Source data
+ + +

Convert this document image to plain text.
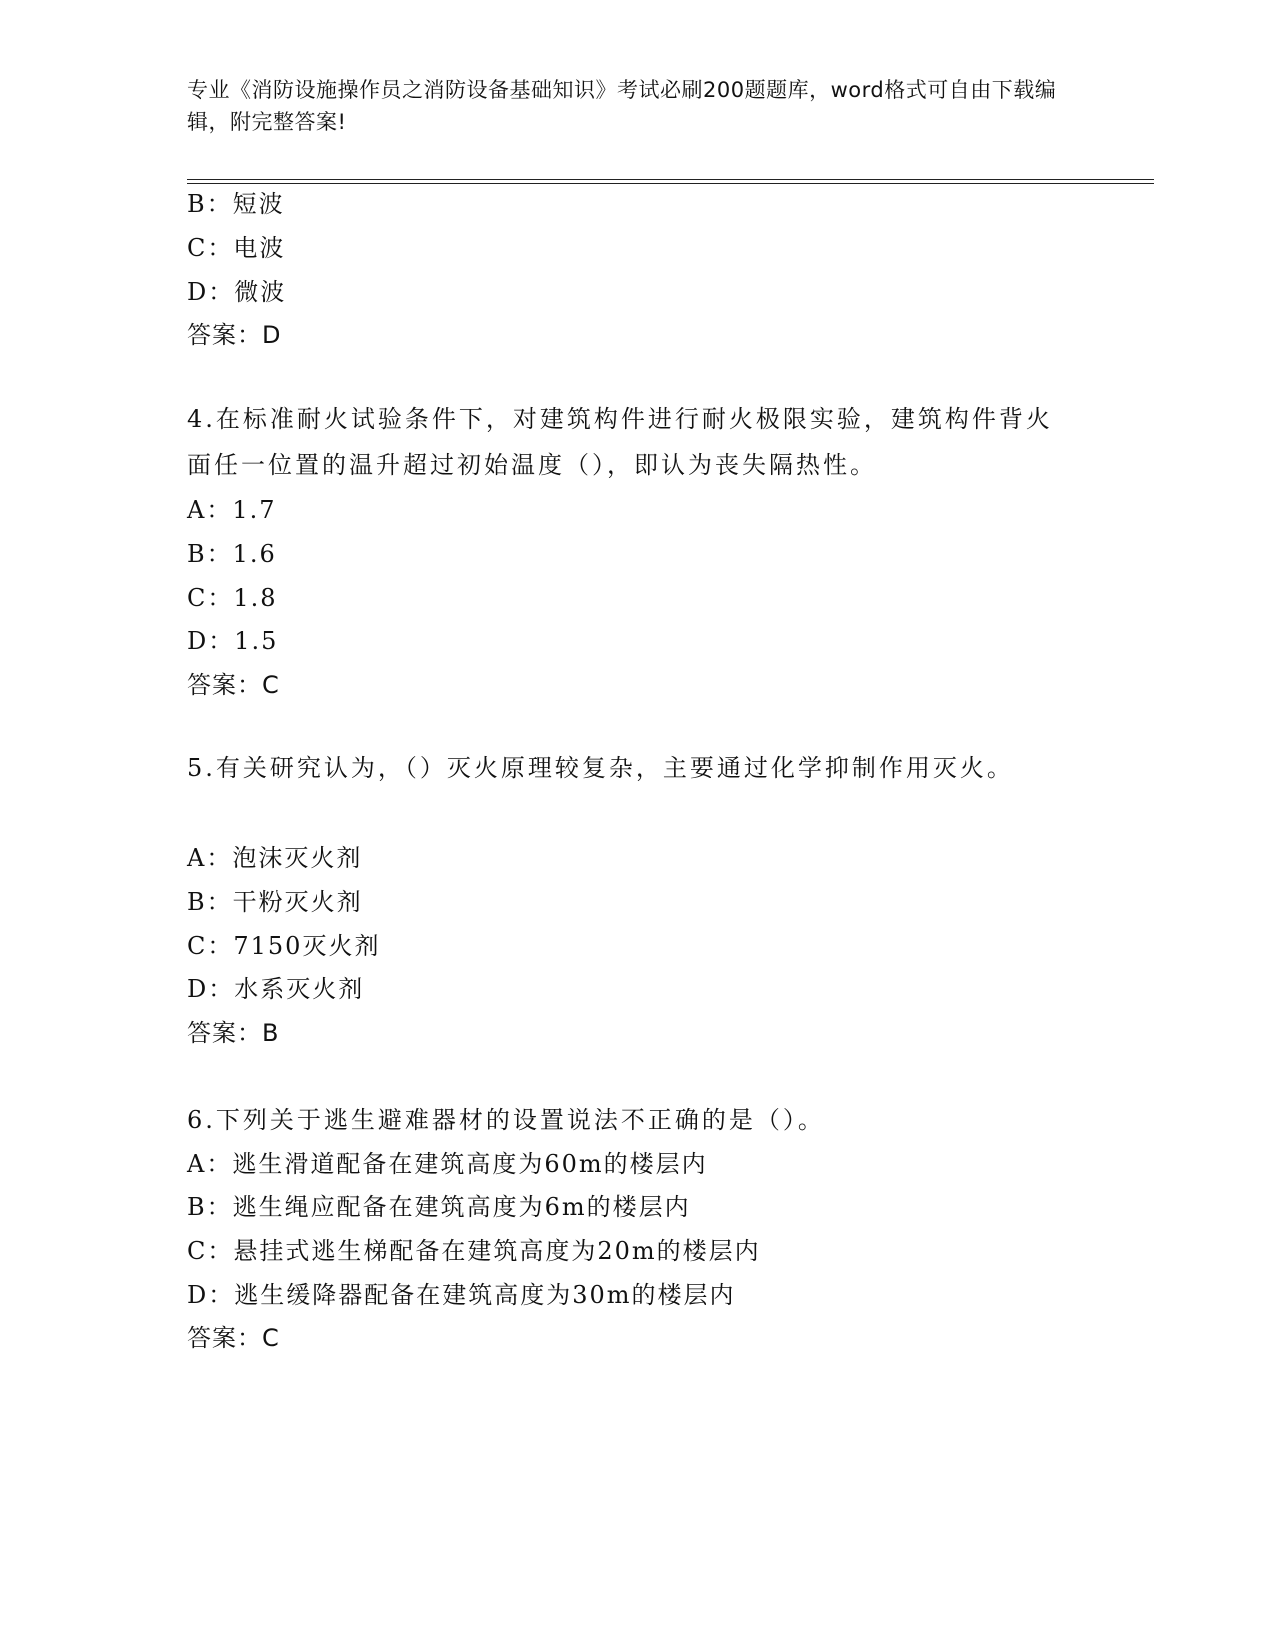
专业《消防设施操作员之消防设备基础知识》考试必刷200题题库，word格式可自由下载编辑，附完整答案!
B：短波
C：电波
D：微波
答案：D
4.在标准耐火试验条件下，对建筑构件进行耐火极限实验，建筑构件背火面任一位置的温升超过初始温度（），即认为丧失隔热性。
A：1.7
B：1.6
C：1.8
D：1.5
答案：C
5.有关研究认为，（）灭火原理较复杂，主要通过化学抑制作用灭火。
A：泡沫灭火剂
B：干粉灭火剂
C：7150灭火剂
D：水系灭火剂
答案：B
6.下列关于逃生避难器材的设置说法不正确的是（）。
A：逃生滑道配备在建筑高度为60m的楼层内
B：逃生绳应配备在建筑高度为6m的楼层内
C：悬挂式逃生梯配备在建筑高度为20m的楼层内
D：逃生缓降器配备在建筑高度为30m的楼层内
答案：C
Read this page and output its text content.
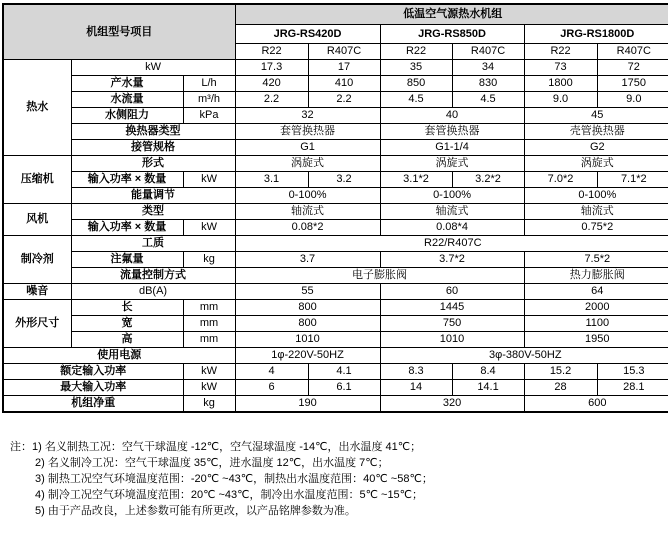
机组型号项目			低温空气源热水机组					
			JRG-RS420D		JRG-RS850D		JRG-RS1800D	
			R22	R407C	R22	R407C	R22	R407C
热水	kW		17.3	17	35	34	73	72
	产水量	L/h	420	410	850	830	1800	1750
	水流量	m³/h	2.2	2.2	4.5	4.5	9.0	9.0
	水侧阻力	kPa	32		40		45	
	换热器类型		套管换热器		套管换热器		壳管换热器	
	接管规格		G1		G1-1/4		G2	
压缩机	形式		涡旋式		涡旋式		涡旋式	
	输入功率 × 数量	kW	3.1	3.2	3.1*2	3.2*2	7.0*2	7.1*2
	能量调节		0-100%		0-100%		0-100%	
风机	类型		轴流式		轴流式		轴流式	
	输入功率 × 数量	kW	0.08*2		0.08*4		0.75*2	
制冷剂	工质		R22/R407C					
	注氟量	kg	3.7		3.7*2		7.5*2	
	流量控制方式		电子膨胀阀				热力膨胀阀	
噪音	dB(A)		55		60		64	
外形尺寸	长	mm	800		1445		2000	
	宽	mm	800		750		1100	
	高	mm	1010		1010		1950	
使用电源			1φ-220V-50HZ		3φ-380V-50HZ			
额定输入功率		kW	4	4.1	8.3	8.4	15.2	15.3
最大输入功率		kW	6	6.1	14	14.1	28	28.1
机组净重		kg	190		320		600	
注：1) 名义制热工况：空气干球温度 -12℃，空气湿球温度 -14℃，出水温度 41℃；
2) 名义制冷工况：空气干球温度 35℃，进水温度 12℃，出水温度 7℃；
3) 制热工况空气环境温度范围：-20℃ ~43℃，制热出水温度范围：40℃ ~58℃；
4) 制冷工况空气环境温度范围：20℃ ~43℃，制冷出水温度范围：5℃ ~15℃；
5) 由于产品改良，上述参数可能有所更改，以产品铭牌参数为准。
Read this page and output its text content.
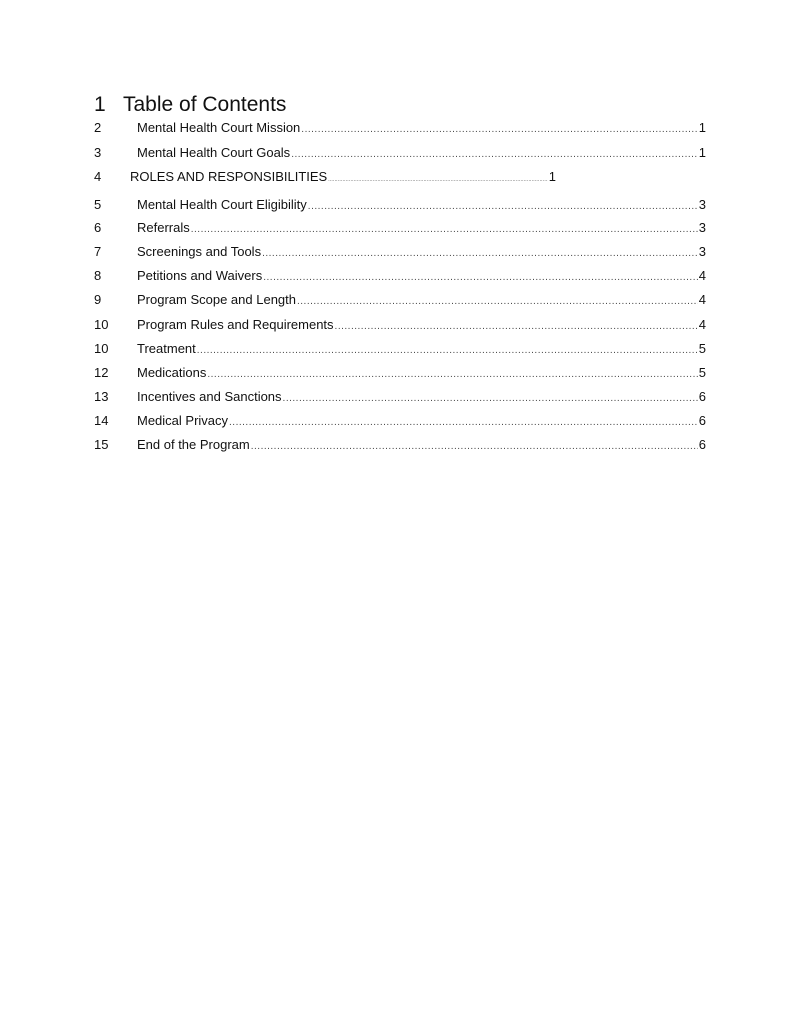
1 Table of Contents
2	Mental Health Court Mission .....	1
3	Mental Health Court Goals .....	1
4 ROLES AND RESPONSIBILITIES .....	1
5	Mental Health Court Eligibility .....	3
6	Referrals .....	3
7	Screenings and Tools .....	3
8	Petitions and Waivers .....	4
9	Program Scope and Length .....	4
10 Program Rules and Requirements .....	4
10 Treatment .....	5
12 Medications .....	5
13 Incentives and Sanctions .....	6
14 Medical Privacy .....	6
15 End of the Program .....	6
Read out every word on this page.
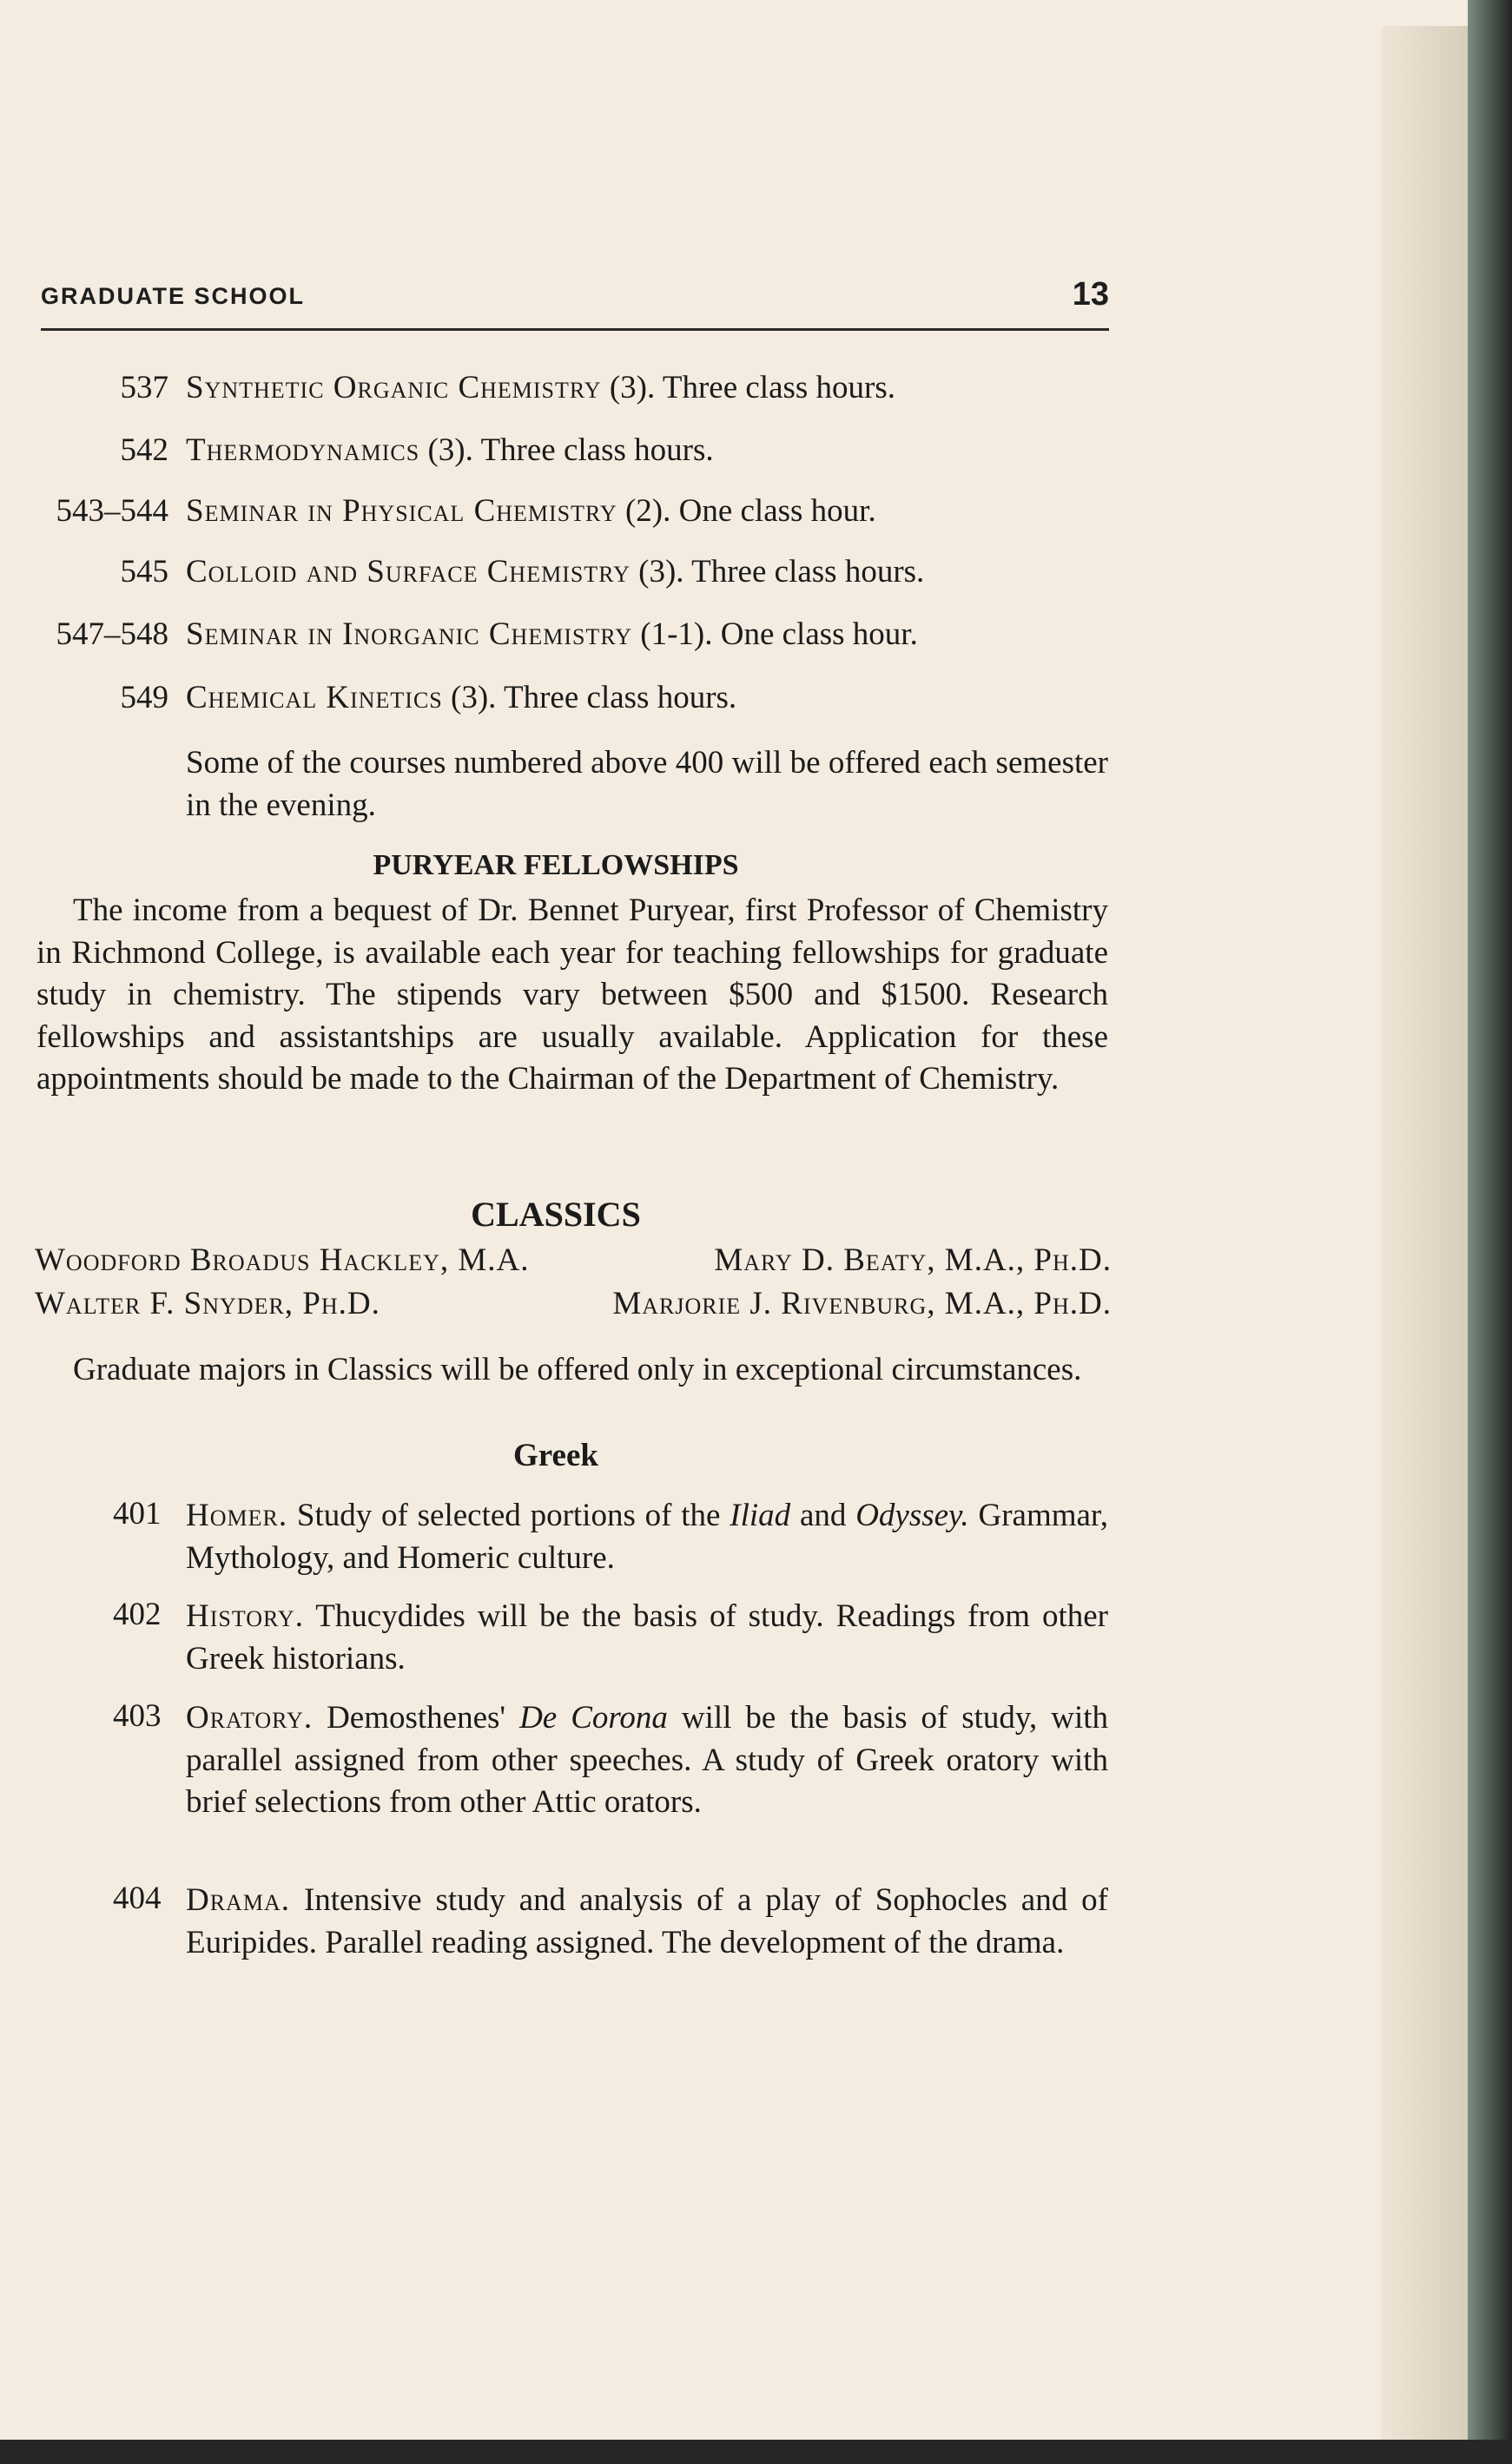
GRADUATE SCHOOL	13
537 Synthetic Organic Chemistry (3). Three class hours.
542 Thermodynamics (3). Three class hours.
543–544 Seminar in Physical Chemistry (2). One class hour.
545 Colloid and Surface Chemistry (3). Three class hours.
547–548 Seminar in Inorganic Chemistry (1-1). One class hour.
549 Chemical Kinetics (3). Three class hours.
Some of the courses numbered above 400 will be offered each semester in the evening.
PURYEAR FELLOWSHIPS
The income from a bequest of Dr. Bennet Puryear, first Professor of Chemistry in Richmond College, is available each year for teaching fellowships for graduate study in chemistry. The stipends vary between $500 and $1500. Research fellowships and assistantships are usually available. Application for these appointments should be made to the Chairman of the Department of Chemistry.
CLASSICS
Woodford Broadus Hackley, M.A.	Mary D. Beaty, M.A., Ph.D.
Walter F. Snyder, Ph.D.	Marjorie J. Rivenburg, M.A., Ph.D.
Graduate majors in Classics will be offered only in exceptional circumstances.
Greek
401 Homer. Study of selected portions of the Iliad and Odyssey. Grammar, Mythology, and Homeric culture.
402 History. Thucydides will be the basis of study. Readings from other Greek historians.
403 Oratory. Demosthenes' De Corona will be the basis of study, with parallel assigned from other speeches. A study of Greek oratory with brief selections from other Attic orators.
404 Drama. Intensive study and analysis of a play of Sophocles and of Euripides. Parallel reading assigned. The development of the drama.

+ + +

INSTRUCTION — Among the entries above, how many lines include the word "空气干球温度"? Reply with the number only.

RESPONSE TO THE EXERCISE — 2